Exercise details | Skip the pictures and repeat each line of the data exactly.

Listed records |
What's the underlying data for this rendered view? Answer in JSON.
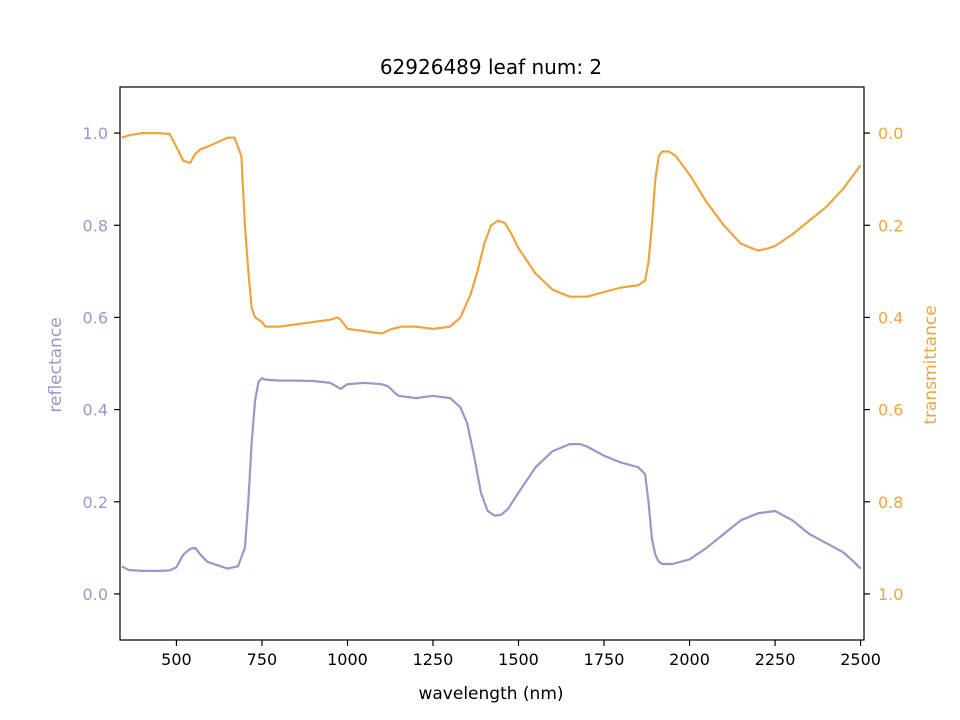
{
  "chart_data": {
    "type": "line",
    "title": "62926489 leaf num: 2",
    "xlabel": "wavelength (nm)",
    "ylabel_left": "reflectance",
    "ylabel_right": "transmittance",
    "xlim": [
      335,
      2510
    ],
    "ylim_left": [
      -0.1,
      1.1
    ],
    "ylim_right": [
      1.1,
      -0.1
    ],
    "right_axis_inverted": true,
    "x_ticks": [
      500,
      750,
      1000,
      1250,
      1500,
      1750,
      2000,
      2250,
      2500
    ],
    "y_ticks_left": [
      0.0,
      0.2,
      0.4,
      0.6,
      0.8,
      1.0
    ],
    "y_ticks_right": [
      0.0,
      0.2,
      0.4,
      0.6,
      0.8,
      1.0
    ],
    "grid": false,
    "colors": {
      "reflectance": "#9b97c6",
      "transmittance": "#eea53f",
      "axis": "#000000"
    },
    "series": [
      {
        "axis": "left",
        "x": [
          340,
          360,
          400,
          450,
          480,
          500,
          520,
          540,
          555,
          570,
          590,
          620,
          650,
          680,
          700,
          710,
          720,
          730,
          740,
          750,
          760,
          800,
          850,
          900,
          950,
          980,
          1000,
          1050,
          1100,
          1120,
          1140,
          1150,
          1200,
          1250,
          1300,
          1330,
          1350,
          1370,
          1390,
          1410,
          1430,
          1450,
          1470,
          1500,
          1550,
          1600,
          1650,
          1680,
          1700,
          1750,
          1800,
          1850,
          1870,
          1880,
          1890,
          1900,
          1910,
          1920,
          1950,
          2000,
          2050,
          2100,
          2150,
          2200,
          2250,
          2300,
          2350,
          2400,
          2450,
          2480,
          2500
        ],
        "y": [
          0.06,
          0.052,
          0.05,
          0.05,
          0.051,
          0.058,
          0.085,
          0.098,
          0.1,
          0.085,
          0.07,
          0.062,
          0.055,
          0.06,
          0.1,
          0.2,
          0.33,
          0.42,
          0.46,
          0.468,
          0.465,
          0.463,
          0.463,
          0.462,
          0.458,
          0.445,
          0.455,
          0.458,
          0.455,
          0.45,
          0.435,
          0.43,
          0.425,
          0.43,
          0.425,
          0.405,
          0.37,
          0.3,
          0.22,
          0.18,
          0.17,
          0.172,
          0.185,
          0.22,
          0.275,
          0.31,
          0.325,
          0.325,
          0.32,
          0.3,
          0.285,
          0.275,
          0.26,
          0.2,
          0.12,
          0.085,
          0.07,
          0.065,
          0.065,
          0.075,
          0.1,
          0.13,
          0.16,
          0.175,
          0.18,
          0.16,
          0.13,
          0.11,
          0.09,
          0.07,
          0.055
        ]
      },
      {
        "axis": "right",
        "x": [
          340,
          360,
          400,
          450,
          480,
          500,
          520,
          540,
          555,
          570,
          590,
          620,
          650,
          670,
          690,
          700,
          710,
          720,
          730,
          740,
          750,
          760,
          780,
          800,
          850,
          900,
          950,
          970,
          980,
          1000,
          1050,
          1100,
          1130,
          1160,
          1200,
          1250,
          1300,
          1330,
          1360,
          1380,
          1400,
          1420,
          1440,
          1460,
          1480,
          1500,
          1550,
          1600,
          1650,
          1700,
          1750,
          1800,
          1850,
          1870,
          1880,
          1890,
          1900,
          1910,
          1920,
          1940,
          1960,
          2000,
          2050,
          2100,
          2150,
          2200,
          2230,
          2250,
          2300,
          2350,
          2400,
          2450,
          2480,
          2500
        ],
        "y": [
          0.01,
          0.005,
          0.0,
          0.0,
          0.002,
          0.03,
          0.06,
          0.065,
          0.045,
          0.035,
          0.03,
          0.02,
          0.01,
          0.01,
          0.05,
          0.2,
          0.3,
          0.38,
          0.4,
          0.405,
          0.41,
          0.42,
          0.42,
          0.42,
          0.415,
          0.41,
          0.405,
          0.4,
          0.405,
          0.425,
          0.43,
          0.435,
          0.425,
          0.42,
          0.42,
          0.425,
          0.42,
          0.4,
          0.35,
          0.3,
          0.24,
          0.2,
          0.19,
          0.195,
          0.22,
          0.25,
          0.305,
          0.34,
          0.355,
          0.355,
          0.345,
          0.335,
          0.33,
          0.32,
          0.28,
          0.2,
          0.1,
          0.05,
          0.04,
          0.04,
          0.05,
          0.09,
          0.15,
          0.2,
          0.24,
          0.255,
          0.25,
          0.245,
          0.22,
          0.19,
          0.16,
          0.12,
          0.09,
          0.07
        ]
      }
    ]
  }
}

Exercise solution |
What's the underlying data for this rendered view? Answer in JSON.
{
  "chart_data": {
    "type": "line",
    "title": "62926489 leaf num: 2",
    "xlabel": "wavelength (nm)",
    "ylabel_left": "reflectance",
    "ylabel_right": "transmittance",
    "xlim": [
      335,
      2510
    ],
    "ylim_left": [
      -0.1,
      1.1
    ],
    "ylim_right": [
      1.1,
      -0.1
    ],
    "right_axis_inverted": true,
    "x_ticks": [
      500,
      750,
      1000,
      1250,
      1500,
      1750,
      2000,
      2250,
      2500
    ],
    "y_ticks_left": [
      0.0,
      0.2,
      0.4,
      0.6,
      0.8,
      1.0
    ],
    "y_ticks_right": [
      0.0,
      0.2,
      0.4,
      0.6,
      0.8,
      1.0
    ],
    "grid": false,
    "colors": {
      "reflectance": "#9b97c6",
      "transmittance": "#eea53f",
      "axis": "#000000"
    },
    "series": [
      {
        "axis": "left",
        "x": [
          340,
          360,
          400,
          450,
          480,
          500,
          520,
          540,
          555,
          570,
          590,
          620,
          650,
          680,
          700,
          710,
          720,
          730,
          740,
          750,
          760,
          800,
          850,
          900,
          950,
          980,
          1000,
          1050,
          1100,
          1120,
          1140,
          1150,
          1200,
          1250,
          1300,
          1330,
          1350,
          1370,
          1390,
          1410,
          1430,
          1450,
          1470,
          1500,
          1550,
          1600,
          1650,
          1680,
          1700,
          1750,
          1800,
          1850,
          1870,
          1880,
          1890,
          1900,
          1910,
          1920,
          1950,
          2000,
          2050,
          2100,
          2150,
          2200,
          2250,
          2300,
          2350,
          2400,
          2450,
          2480,
          2500
        ],
        "y": [
          0.06,
          0.052,
          0.05,
          0.05,
          0.051,
          0.058,
          0.085,
          0.098,
          0.1,
          0.085,
          0.07,
          0.062,
          0.055,
          0.06,
          0.1,
          0.2,
          0.33,
          0.42,
          0.46,
          0.468,
          0.465,
          0.463,
          0.463,
          0.462,
          0.458,
          0.445,
          0.455,
          0.458,
          0.455,
          0.45,
          0.435,
          0.43,
          0.425,
          0.43,
          0.425,
          0.405,
          0.37,
          0.3,
          0.22,
          0.18,
          0.17,
          0.172,
          0.185,
          0.22,
          0.275,
          0.31,
          0.325,
          0.325,
          0.32,
          0.3,
          0.285,
          0.275,
          0.26,
          0.2,
          0.12,
          0.085,
          0.07,
          0.065,
          0.065,
          0.075,
          0.1,
          0.13,
          0.16,
          0.175,
          0.18,
          0.16,
          0.13,
          0.11,
          0.09,
          0.07,
          0.055
        ]
      },
      {
        "axis": "right",
        "x": [
          340,
          360,
          400,
          450,
          480,
          500,
          520,
          540,
          555,
          570,
          590,
          620,
          650,
          670,
          690,
          700,
          710,
          720,
          730,
          740,
          750,
          760,
          780,
          800,
          850,
          900,
          950,
          970,
          980,
          1000,
          1050,
          1100,
          1130,
          1160,
          1200,
          1250,
          1300,
          1330,
          1360,
          1380,
          1400,
          1420,
          1440,
          1460,
          1480,
          1500,
          1550,
          1600,
          1650,
          1700,
          1750,
          1800,
          1850,
          1870,
          1880,
          1890,
          1900,
          1910,
          1920,
          1940,
          1960,
          2000,
          2050,
          2100,
          2150,
          2200,
          2230,
          2250,
          2300,
          2350,
          2400,
          2450,
          2480,
          2500
        ],
        "y": [
          0.01,
          0.005,
          0.0,
          0.0,
          0.002,
          0.03,
          0.06,
          0.065,
          0.045,
          0.035,
          0.03,
          0.02,
          0.01,
          0.01,
          0.05,
          0.2,
          0.3,
          0.38,
          0.4,
          0.405,
          0.41,
          0.42,
          0.42,
          0.42,
          0.415,
          0.41,
          0.405,
          0.4,
          0.405,
          0.425,
          0.43,
          0.435,
          0.425,
          0.42,
          0.42,
          0.425,
          0.42,
          0.4,
          0.35,
          0.3,
          0.24,
          0.2,
          0.19,
          0.195,
          0.22,
          0.25,
          0.305,
          0.34,
          0.355,
          0.355,
          0.345,
          0.335,
          0.33,
          0.32,
          0.28,
          0.2,
          0.1,
          0.05,
          0.04,
          0.04,
          0.05,
          0.09,
          0.15,
          0.2,
          0.24,
          0.255,
          0.25,
          0.245,
          0.22,
          0.19,
          0.16,
          0.12,
          0.09,
          0.07
        ]
      }
    ]
  }
}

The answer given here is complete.